Required work
Report every line of the material below that contains the string "Polygon". Case counts.

Items
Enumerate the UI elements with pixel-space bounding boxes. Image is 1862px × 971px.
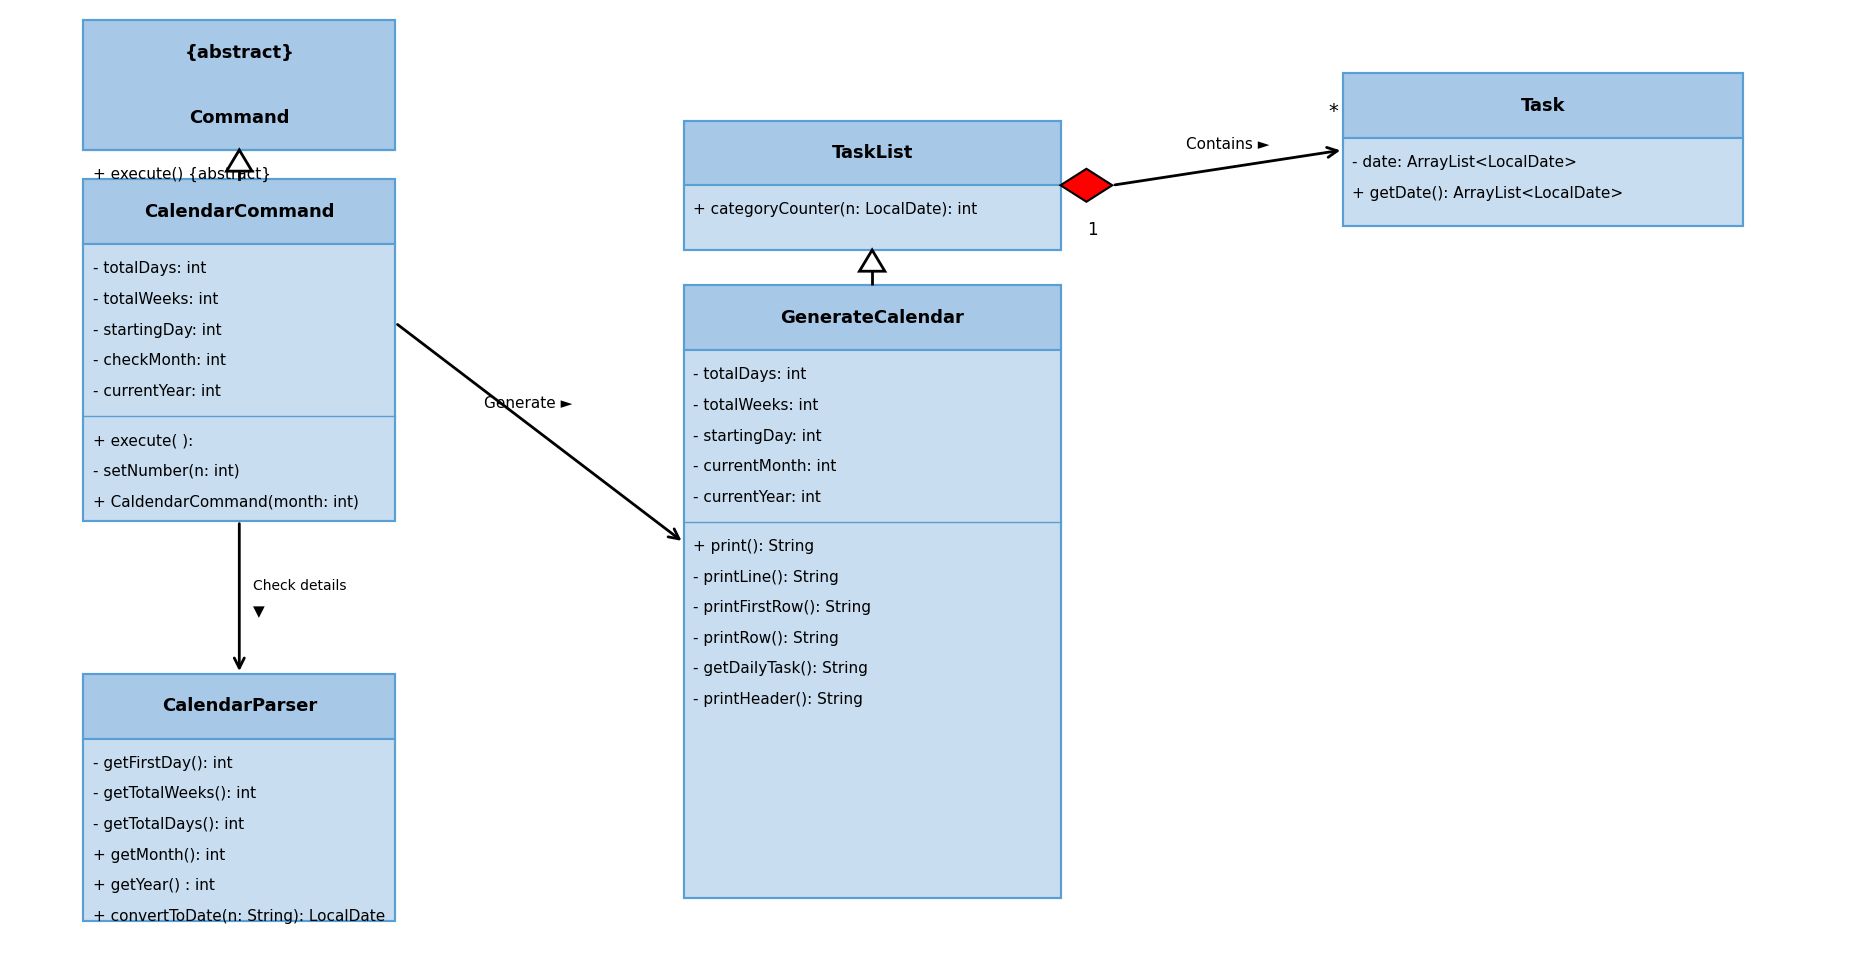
Bar — [84, 674, 395, 739]
Text: + categoryCounter(n: LocalDate): int: + categoryCounter(n: LocalDate): int — [693, 203, 978, 218]
Text: - getTotalDays(): int: - getTotalDays(): int — [93, 817, 244, 832]
Bar — [683, 185, 1061, 250]
Bar — [683, 120, 1061, 185]
Text: - currentYear: int: - currentYear: int — [693, 489, 821, 505]
Text: + execute( ):: + execute( ): — [93, 433, 194, 448]
Text: + CaldendarCommand(month: int): + CaldendarCommand(month: int) — [93, 494, 359, 509]
Text: - getDailyTask(): String: - getDailyTask(): String — [693, 661, 868, 677]
Text: GenerateCalendar: GenerateCalendar — [780, 309, 965, 326]
Text: Command: Command — [190, 109, 290, 126]
Text: CalendarCommand: CalendarCommand — [143, 203, 335, 220]
Bar — [683, 285, 1061, 351]
Bar — [84, 180, 395, 244]
Text: - getTotalWeeks(): int: - getTotalWeeks(): int — [93, 787, 255, 801]
Text: - startingDay: int: - startingDay: int — [93, 322, 222, 338]
Text: Task: Task — [1521, 97, 1566, 115]
Text: + execute() {abstract}: + execute() {abstract} — [93, 167, 270, 183]
Text: + getYear() : int: + getYear() : int — [93, 879, 214, 893]
Text: - printRow(): String: - printRow(): String — [693, 631, 840, 646]
Text: Generate ►: Generate ► — [484, 396, 572, 412]
Text: - printHeader(): String: - printHeader(): String — [693, 692, 864, 707]
Text: Contains ►: Contains ► — [1186, 137, 1270, 152]
Bar — [683, 120, 1061, 250]
Text: - printLine(): String: - printLine(): String — [693, 570, 840, 585]
Polygon shape — [1061, 169, 1112, 202]
Polygon shape — [860, 250, 884, 271]
Text: TaskList: TaskList — [832, 144, 912, 162]
Bar — [84, 180, 395, 520]
Text: *: * — [1329, 102, 1339, 120]
Bar — [1343, 74, 1743, 138]
Text: Check details: Check details — [253, 579, 346, 592]
Bar — [84, 20, 395, 150]
Bar — [84, 674, 395, 921]
Text: - totalDays: int: - totalDays: int — [93, 261, 207, 277]
Text: 1: 1 — [1087, 220, 1097, 239]
Text: - totalWeeks: int: - totalWeeks: int — [93, 292, 218, 307]
Text: - checkMonth: int: - checkMonth: int — [93, 353, 225, 368]
Text: - currentYear: int: - currentYear: int — [93, 384, 220, 399]
Text: + getMonth(): int: + getMonth(): int — [93, 848, 225, 862]
Text: - totalWeeks: int: - totalWeeks: int — [693, 398, 819, 413]
Bar — [1343, 138, 1743, 226]
Bar — [683, 285, 1061, 897]
Text: ▼: ▼ — [253, 604, 264, 619]
Text: - startingDay: int: - startingDay: int — [693, 428, 821, 444]
Text: - totalDays: int: - totalDays: int — [693, 367, 806, 383]
Bar — [1343, 74, 1743, 226]
Bar — [84, 739, 395, 921]
Text: CalendarParser: CalendarParser — [162, 697, 317, 716]
Text: - date: ArrayList<LocalDate>: - date: ArrayList<LocalDate> — [1352, 155, 1577, 170]
Bar — [84, 244, 395, 520]
Text: - setNumber(n: int): - setNumber(n: int) — [93, 463, 240, 479]
Bar — [683, 351, 1061, 897]
Text: {abstract}: {abstract} — [184, 44, 294, 62]
Bar — [84, 20, 395, 150]
Text: - printFirstRow(): String: - printFirstRow(): String — [693, 600, 871, 616]
Text: + print(): String: + print(): String — [693, 539, 814, 554]
Text: - currentMonth: int: - currentMonth: int — [693, 459, 836, 474]
Text: + getDate(): ArrayList<LocalDate>: + getDate(): ArrayList<LocalDate> — [1352, 186, 1624, 201]
Text: - getFirstDay(): int: - getFirstDay(): int — [93, 755, 233, 771]
Polygon shape — [227, 150, 251, 171]
Text: + convertToDate(n: String): LocalDate: + convertToDate(n: String): LocalDate — [93, 909, 385, 924]
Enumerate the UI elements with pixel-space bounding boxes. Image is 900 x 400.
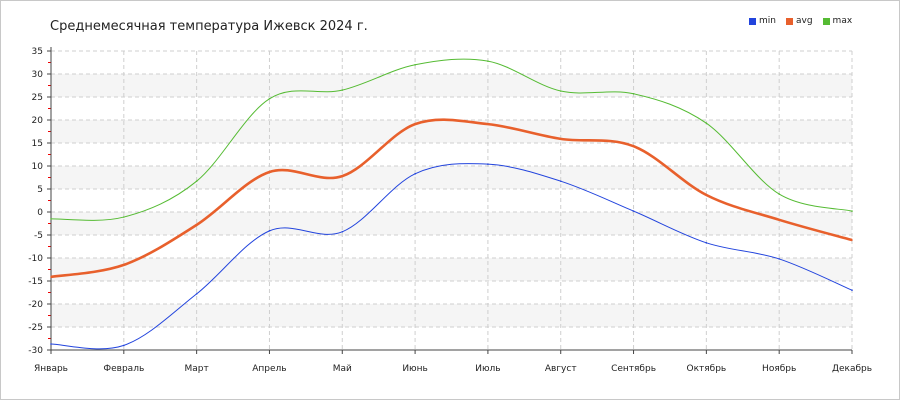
data-point-max [851,210,853,212]
data-point-max [268,98,271,100]
grid-band [51,212,852,235]
legend-swatch-max [822,17,830,25]
data-point-max [559,90,562,92]
x-tick-label: Май [333,364,352,374]
legend-swatch-avg [785,17,793,25]
series-line-min [50,163,853,350]
data-point-min [341,230,344,233]
grid-band [51,120,852,143]
x-tick-label: Август [545,364,577,374]
data-point-avg [123,264,125,266]
x-tick-label: Февраль [103,364,144,374]
y-tick-label: 20 [32,116,44,126]
y-tick-label: -10 [28,254,43,264]
legend-label-min: min [759,16,776,26]
data-point-min [705,242,708,244]
y-tick-label: 35 [32,47,43,57]
legend-item-avg: avg [785,16,813,26]
data-point-min [851,289,853,292]
data-point-min [559,180,562,182]
data-point-avg [705,194,708,196]
data-point-avg [632,145,635,148]
grid-band [51,258,852,281]
legend-item-max: max [822,16,853,26]
data-point-avg [414,123,416,125]
y-tick-label: 5 [37,185,43,195]
data-point-avg [195,224,198,226]
y-tick-label: -25 [28,323,43,333]
y-tick-label: 0 [37,208,43,218]
data-point-avg [268,171,271,173]
x-tick-label: Сентябрь [611,364,656,374]
x-tick-label: Март [185,364,209,374]
data-point-max [778,193,780,195]
legend-label-max: max [832,16,853,26]
grid-band [51,304,852,327]
data-point-max [123,216,125,218]
legend-label-avg: avg [795,16,813,26]
legend-swatch-min [749,17,756,25]
data-point-min [778,258,780,260]
data-point-min [50,343,52,345]
data-point-max [50,218,52,220]
data-point-max [487,60,489,62]
y-tick-label: -20 [28,300,43,310]
y-tick-label: -15 [28,277,43,287]
data-point-max [195,180,198,182]
y-tick-label: 10 [32,162,44,172]
x-tick-label: Июнь [402,364,428,374]
x-tick-label: Июль [475,364,500,374]
x-tick-label: Январь [34,364,68,374]
y-tick-label: -30 [28,346,43,356]
data-point-avg [559,138,562,140]
data-point-min [195,293,198,295]
data-point-avg [778,219,780,221]
data-point-max [632,92,635,95]
data-point-avg [50,276,52,278]
y-tick-label: 25 [32,93,43,103]
data-point-avg [851,239,853,241]
data-point-max [414,64,416,66]
data-point-avg [487,123,489,125]
grid-band [51,166,852,189]
legend: min avg max [749,16,852,26]
data-point-avg [341,175,344,177]
data-point-min [414,173,416,175]
x-tick-label: Октябрь [686,364,726,374]
chart-title: Среднемесячная температура Ижевск 2024 г… [50,19,368,34]
data-point-min [632,210,635,212]
x-tick-label: Апрель [252,364,286,374]
data-point-min [487,163,489,165]
y-tick-label: 15 [32,139,43,149]
legend-item-min: min [749,16,776,26]
x-tick-label: Декабрь [832,364,872,374]
data-point-max [705,122,708,125]
data-point-min [123,344,125,347]
y-tick-label: 30 [32,70,44,80]
data-point-min [268,230,271,232]
series-line-max [50,58,853,221]
data-point-max [341,89,344,91]
x-tick-label: Ноябрь [762,364,796,374]
y-tick-label: -5 [34,231,43,241]
grid-band [51,74,852,97]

Solution for this problem
Polygon shape — [1061, 169, 1112, 202]
Polygon shape — [860, 250, 884, 271]
Polygon shape — [227, 150, 251, 171]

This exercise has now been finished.